[START Extracted records]

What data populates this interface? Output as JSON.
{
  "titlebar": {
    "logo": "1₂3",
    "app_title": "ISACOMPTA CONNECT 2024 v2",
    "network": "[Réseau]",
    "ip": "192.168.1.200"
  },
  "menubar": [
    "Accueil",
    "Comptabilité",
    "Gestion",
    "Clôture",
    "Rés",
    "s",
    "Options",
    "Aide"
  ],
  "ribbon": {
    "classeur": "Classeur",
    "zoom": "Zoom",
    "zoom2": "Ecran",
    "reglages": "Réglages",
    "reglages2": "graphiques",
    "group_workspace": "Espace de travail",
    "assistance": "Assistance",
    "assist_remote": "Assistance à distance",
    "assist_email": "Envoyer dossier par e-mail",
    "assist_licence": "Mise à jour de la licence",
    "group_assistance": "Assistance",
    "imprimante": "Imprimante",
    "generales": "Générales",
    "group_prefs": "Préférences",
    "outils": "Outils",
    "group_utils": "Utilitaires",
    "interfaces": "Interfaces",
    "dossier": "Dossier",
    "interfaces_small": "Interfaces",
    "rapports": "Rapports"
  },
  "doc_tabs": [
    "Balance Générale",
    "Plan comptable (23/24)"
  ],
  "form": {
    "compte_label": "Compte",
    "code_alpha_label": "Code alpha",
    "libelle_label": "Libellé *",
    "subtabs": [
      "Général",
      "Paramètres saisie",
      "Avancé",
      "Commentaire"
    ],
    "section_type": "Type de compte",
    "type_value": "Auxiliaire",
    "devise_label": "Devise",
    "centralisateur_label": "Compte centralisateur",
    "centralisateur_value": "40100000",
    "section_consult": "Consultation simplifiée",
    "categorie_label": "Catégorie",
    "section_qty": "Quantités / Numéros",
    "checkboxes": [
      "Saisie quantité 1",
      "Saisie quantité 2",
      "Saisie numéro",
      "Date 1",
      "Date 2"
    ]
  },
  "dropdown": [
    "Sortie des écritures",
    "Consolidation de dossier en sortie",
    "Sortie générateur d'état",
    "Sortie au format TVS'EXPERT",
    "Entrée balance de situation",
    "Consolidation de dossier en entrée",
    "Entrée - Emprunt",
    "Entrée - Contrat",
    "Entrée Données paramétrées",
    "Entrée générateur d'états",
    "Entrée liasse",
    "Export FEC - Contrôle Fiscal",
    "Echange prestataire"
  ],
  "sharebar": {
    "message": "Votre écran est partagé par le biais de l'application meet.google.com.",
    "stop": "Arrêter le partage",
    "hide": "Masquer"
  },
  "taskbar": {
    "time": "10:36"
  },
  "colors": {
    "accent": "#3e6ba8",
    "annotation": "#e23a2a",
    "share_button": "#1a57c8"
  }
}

[END Extracted records]

Short task
Output the entries exactly.

Result
What data populates this interface? Output as JSON.
{
  "titlebar": {
    "logo": "1₂3",
    "app_title": "ISACOMPTA CONNECT 2024 v2",
    "network": "[Réseau]",
    "ip": "192.168.1.200"
  },
  "menubar": [
    "Accueil",
    "Comptabilité",
    "Gestion",
    "Clôture",
    "Rés",
    "s",
    "Options",
    "Aide"
  ],
  "ribbon": {
    "classeur": "Classeur",
    "zoom": "Zoom",
    "zoom2": "Ecran",
    "reglages": "Réglages",
    "reglages2": "graphiques",
    "group_workspace": "Espace de travail",
    "assistance": "Assistance",
    "assist_remote": "Assistance à distance",
    "assist_email": "Envoyer dossier par e-mail",
    "assist_licence": "Mise à jour de la licence",
    "group_assistance": "Assistance",
    "imprimante": "Imprimante",
    "generales": "Générales",
    "group_prefs": "Préférences",
    "outils": "Outils",
    "group_utils": "Utilitaires",
    "interfaces": "Interfaces",
    "dossier": "Dossier",
    "interfaces_small": "Interfaces",
    "rapports": "Rapports"
  },
  "doc_tabs": [
    "Balance Générale",
    "Plan comptable (23/24)"
  ],
  "form": {
    "compte_label": "Compte",
    "code_alpha_label": "Code alpha",
    "libelle_label": "Libellé *",
    "subtabs": [
      "Général",
      "Paramètres saisie",
      "Avancé",
      "Commentaire"
    ],
    "section_type": "Type de compte",
    "type_value": "Auxiliaire",
    "devise_label": "Devise",
    "centralisateur_label": "Compte centralisateur",
    "centralisateur_value": "40100000",
    "section_consult": "Consultation simplifiée",
    "categorie_label": "Catégorie",
    "section_qty": "Quantités / Numéros",
    "checkboxes": [
      "Saisie quantité 1",
      "Saisie quantité 2",
      "Saisie numéro",
      "Date 1",
      "Date 2"
    ]
  },
  "dropdown": [
    "Sortie des écritures",
    "Consolidation de dossier en sortie",
    "Sortie générateur d'état",
    "Sortie au format TVS'EXPERT",
    "Entrée balance de situation",
    "Consolidation de dossier en entrée",
    "Entrée - Emprunt",
    "Entrée - Contrat",
    "Entrée Données paramétrées",
    "Entrée générateur d'états",
    "Entrée liasse",
    "Export FEC - Contrôle Fiscal",
    "Echange prestataire"
  ],
  "sharebar": {
    "message": "Votre écran est partagé par le biais de l'application meet.google.com.",
    "stop": "Arrêter le partage",
    "hide": "Masquer"
  },
  "taskbar": {
    "time": "10:36"
  },
  "colors": {
    "accent": "#3e6ba8",
    "annotation": "#e23a2a",
    "share_button": "#1a57c8"
  }
}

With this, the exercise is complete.